[start Dataset extract]
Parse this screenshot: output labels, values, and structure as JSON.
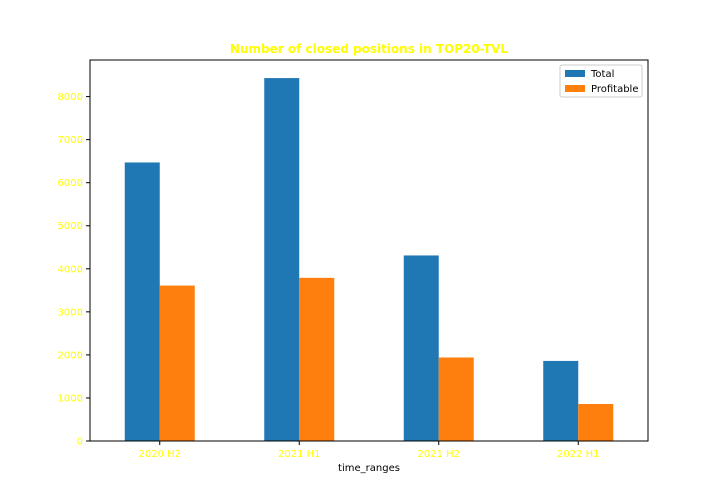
{
  "chart_data": {
    "type": "bar",
    "title": "Number of closed positions in TOP20-TVL",
    "xlabel": "time_ranges",
    "ylabel": "",
    "categories": [
      "2020 H2",
      "2021 H1",
      "2021 H2",
      "2022 H1"
    ],
    "series": [
      {
        "name": "Total",
        "values": [
          6470,
          8430,
          4310,
          1860
        ],
        "color": "#1f77b4"
      },
      {
        "name": "Profitable",
        "values": [
          3610,
          3790,
          1940,
          860
        ],
        "color": "#ff7f0e"
      }
    ],
    "ylim": [
      0,
      8850
    ],
    "yticks": [
      0,
      1000,
      2000,
      3000,
      4000,
      5000,
      6000,
      7000,
      8000
    ],
    "grid": false,
    "legend_position": "top-right",
    "title_color": "#ffff00",
    "tick_color": "#ffff00"
  }
}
[end Dataset extract]
Job: Omit every picture, then repeat the remaining data exactly as it appears above.

Answer below:
Parse this screenshot: output labels, values, and structure as JSON.
{
  "chart_data": {
    "type": "bar",
    "title": "Number of closed positions in TOP20-TVL",
    "xlabel": "time_ranges",
    "ylabel": "",
    "categories": [
      "2020 H2",
      "2021 H1",
      "2021 H2",
      "2022 H1"
    ],
    "series": [
      {
        "name": "Total",
        "values": [
          6470,
          8430,
          4310,
          1860
        ],
        "color": "#1f77b4"
      },
      {
        "name": "Profitable",
        "values": [
          3610,
          3790,
          1940,
          860
        ],
        "color": "#ff7f0e"
      }
    ],
    "ylim": [
      0,
      8850
    ],
    "yticks": [
      0,
      1000,
      2000,
      3000,
      4000,
      5000,
      6000,
      7000,
      8000
    ],
    "grid": false,
    "legend_position": "top-right",
    "title_color": "#ffff00",
    "tick_color": "#ffff00"
  }
}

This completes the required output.